Entries shown
┄┄┄┄┄┄┄┄┄┄

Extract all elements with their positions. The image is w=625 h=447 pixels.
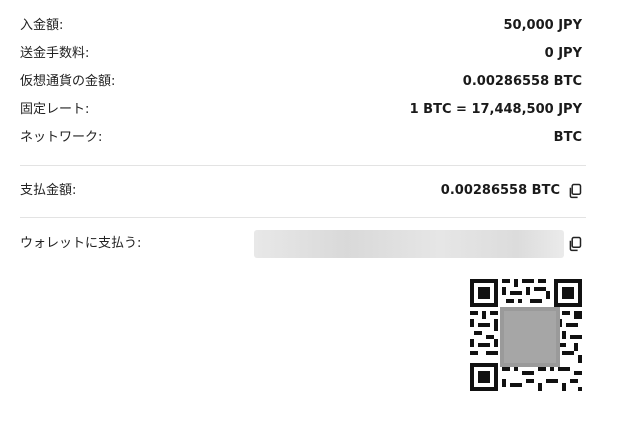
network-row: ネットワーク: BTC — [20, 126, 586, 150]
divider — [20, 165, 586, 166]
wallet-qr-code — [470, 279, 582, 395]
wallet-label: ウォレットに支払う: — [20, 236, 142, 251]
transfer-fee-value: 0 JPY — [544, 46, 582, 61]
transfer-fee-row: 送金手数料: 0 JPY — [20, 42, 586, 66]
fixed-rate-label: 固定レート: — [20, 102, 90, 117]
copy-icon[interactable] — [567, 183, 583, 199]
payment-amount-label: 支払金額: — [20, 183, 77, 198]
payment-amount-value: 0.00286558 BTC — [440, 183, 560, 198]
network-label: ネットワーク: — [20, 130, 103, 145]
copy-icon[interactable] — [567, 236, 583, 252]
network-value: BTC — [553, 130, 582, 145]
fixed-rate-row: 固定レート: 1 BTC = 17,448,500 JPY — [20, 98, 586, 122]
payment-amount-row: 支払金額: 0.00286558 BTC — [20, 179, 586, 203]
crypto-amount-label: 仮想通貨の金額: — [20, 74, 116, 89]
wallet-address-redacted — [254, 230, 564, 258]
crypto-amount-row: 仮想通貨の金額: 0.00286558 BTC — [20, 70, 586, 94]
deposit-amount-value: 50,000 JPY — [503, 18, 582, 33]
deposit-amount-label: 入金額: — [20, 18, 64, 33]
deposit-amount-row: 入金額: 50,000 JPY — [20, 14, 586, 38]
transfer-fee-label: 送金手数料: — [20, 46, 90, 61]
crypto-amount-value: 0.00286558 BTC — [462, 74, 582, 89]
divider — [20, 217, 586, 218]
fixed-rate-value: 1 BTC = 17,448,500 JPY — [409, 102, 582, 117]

┄┄┄┄┄┄┄┄┄┄

Retype the item above line for line, leaving out the picture.

Extract all elements with their positions. The image is w=625 h=447 pixels.
network-row: ネットワーク: BTC — [20, 126, 586, 150]
divider — [20, 165, 586, 166]
wallet-qr-code — [470, 279, 582, 395]
wallet-label: ウォレットに支払う: — [20, 236, 142, 251]
transfer-fee-value: 0 JPY — [544, 46, 582, 61]
transfer-fee-row: 送金手数料: 0 JPY — [20, 42, 586, 66]
fixed-rate-label: 固定レート: — [20, 102, 90, 117]
copy-icon[interactable] — [567, 183, 583, 199]
payment-amount-label: 支払金額: — [20, 183, 77, 198]
payment-amount-value: 0.00286558 BTC — [440, 183, 560, 198]
network-label: ネットワーク: — [20, 130, 103, 145]
copy-icon[interactable] — [567, 236, 583, 252]
network-value: BTC — [553, 130, 582, 145]
fixed-rate-row: 固定レート: 1 BTC = 17,448,500 JPY — [20, 98, 586, 122]
payment-amount-row: 支払金額: 0.00286558 BTC — [20, 179, 586, 203]
crypto-amount-label: 仮想通貨の金額: — [20, 74, 116, 89]
wallet-address-redacted — [254, 230, 564, 258]
crypto-amount-row: 仮想通貨の金額: 0.00286558 BTC — [20, 70, 586, 94]
deposit-amount-value: 50,000 JPY — [503, 18, 582, 33]
deposit-amount-label: 入金額: — [20, 18, 64, 33]
deposit-amount-row: 入金額: 50,000 JPY — [20, 14, 586, 38]
transfer-fee-label: 送金手数料: — [20, 46, 90, 61]
crypto-amount-value: 0.00286558 BTC — [462, 74, 582, 89]
divider — [20, 217, 586, 218]
fixed-rate-value: 1 BTC = 17,448,500 JPY — [409, 102, 582, 117]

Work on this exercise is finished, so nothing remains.